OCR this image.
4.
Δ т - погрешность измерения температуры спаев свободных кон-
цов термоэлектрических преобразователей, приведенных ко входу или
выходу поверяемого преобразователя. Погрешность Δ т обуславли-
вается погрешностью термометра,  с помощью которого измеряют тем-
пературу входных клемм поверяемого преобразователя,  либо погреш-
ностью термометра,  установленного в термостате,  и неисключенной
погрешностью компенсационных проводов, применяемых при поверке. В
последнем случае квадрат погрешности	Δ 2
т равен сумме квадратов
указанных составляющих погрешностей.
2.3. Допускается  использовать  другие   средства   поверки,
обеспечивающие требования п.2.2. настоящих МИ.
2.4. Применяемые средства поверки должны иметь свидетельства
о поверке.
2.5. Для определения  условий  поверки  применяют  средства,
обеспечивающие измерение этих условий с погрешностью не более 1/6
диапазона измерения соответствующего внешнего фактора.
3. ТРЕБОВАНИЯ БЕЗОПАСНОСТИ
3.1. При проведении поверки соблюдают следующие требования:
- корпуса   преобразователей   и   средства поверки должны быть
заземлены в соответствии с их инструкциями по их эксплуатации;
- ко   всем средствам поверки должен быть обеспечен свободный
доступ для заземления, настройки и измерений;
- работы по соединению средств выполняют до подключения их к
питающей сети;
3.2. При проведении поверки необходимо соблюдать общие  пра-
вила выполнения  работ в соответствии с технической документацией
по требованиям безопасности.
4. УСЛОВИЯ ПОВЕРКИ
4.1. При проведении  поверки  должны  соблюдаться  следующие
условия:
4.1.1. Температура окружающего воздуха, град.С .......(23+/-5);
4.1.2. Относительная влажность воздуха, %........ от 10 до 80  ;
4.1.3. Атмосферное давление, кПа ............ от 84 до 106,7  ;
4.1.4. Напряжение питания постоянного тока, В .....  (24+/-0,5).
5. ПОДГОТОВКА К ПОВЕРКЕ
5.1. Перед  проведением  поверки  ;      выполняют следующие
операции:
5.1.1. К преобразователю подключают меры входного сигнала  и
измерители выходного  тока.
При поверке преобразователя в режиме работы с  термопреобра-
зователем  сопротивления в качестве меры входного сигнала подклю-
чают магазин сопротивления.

- _EXERCISE DETAILS_
Output the data above exactly, please, line for line.

- _ANSWER IN FULL_
OCR this image.
4.
Δ т - погрешность измерения температуры спаев свободных кон-
цов термоэлектрических преобразователей, приведенных ко входу или
выходу поверяемого преобразователя. Погрешность Δ т обуславли-
вается погрешностью термометра,  с помощью которого измеряют тем-
пературу входных клемм поверяемого преобразователя,  либо погреш-
ностью термометра,  установленного в термостате,  и неисключенной
погрешностью компенсационных проводов, применяемых при поверке. В
последнем случае квадрат погрешности	Δ 2
т равен сумме квадратов
указанных составляющих погрешностей.
2.3. Допускается  использовать  другие   средства   поверки,
обеспечивающие требования п.2.2. настоящих МИ.
2.4. Применяемые средства поверки должны иметь свидетельства
о поверке.
2.5. Для определения  условий  поверки  применяют  средства,
обеспечивающие измерение этих условий с погрешностью не более 1/6
диапазона измерения соответствующего внешнего фактора.
3. ТРЕБОВАНИЯ БЕЗОПАСНОСТИ
3.1. При проведении поверки соблюдают следующие требования:
- корпуса   преобразователей   и   средства поверки должны быть
заземлены в соответствии с их инструкциями по их эксплуатации;
- ко   всем средствам поверки должен быть обеспечен свободный
доступ для заземления, настройки и измерений;
- работы по соединению средств выполняют до подключения их к
питающей сети;
3.2. При проведении поверки необходимо соблюдать общие  пра-
вила выполнения  работ в соответствии с технической документацией
по требованиям безопасности.
4. УСЛОВИЯ ПОВЕРКИ
4.1. При проведении  поверки  должны  соблюдаться  следующие
условия:
4.1.1. Температура окружающего воздуха, град.С .......(23+/-5);
4.1.2. Относительная влажность воздуха, %........ от 10 до 80  ;
4.1.3. Атмосферное давление, кПа ............ от 84 до 106,7  ;
4.1.4. Напряжение питания постоянного тока, В .....  (24+/-0,5).
5. ПОДГОТОВКА К ПОВЕРКЕ
5.1. Перед  проведением  поверки  ;      выполняют следующие
операции:
5.1.1. К преобразователю подключают меры входного сигнала  и
измерители выходного  тока.
При поверке преобразователя в режиме работы с  термопреобра-
зователем  сопротивления в качестве меры входного сигнала подклю-
чают магазин сопротивления.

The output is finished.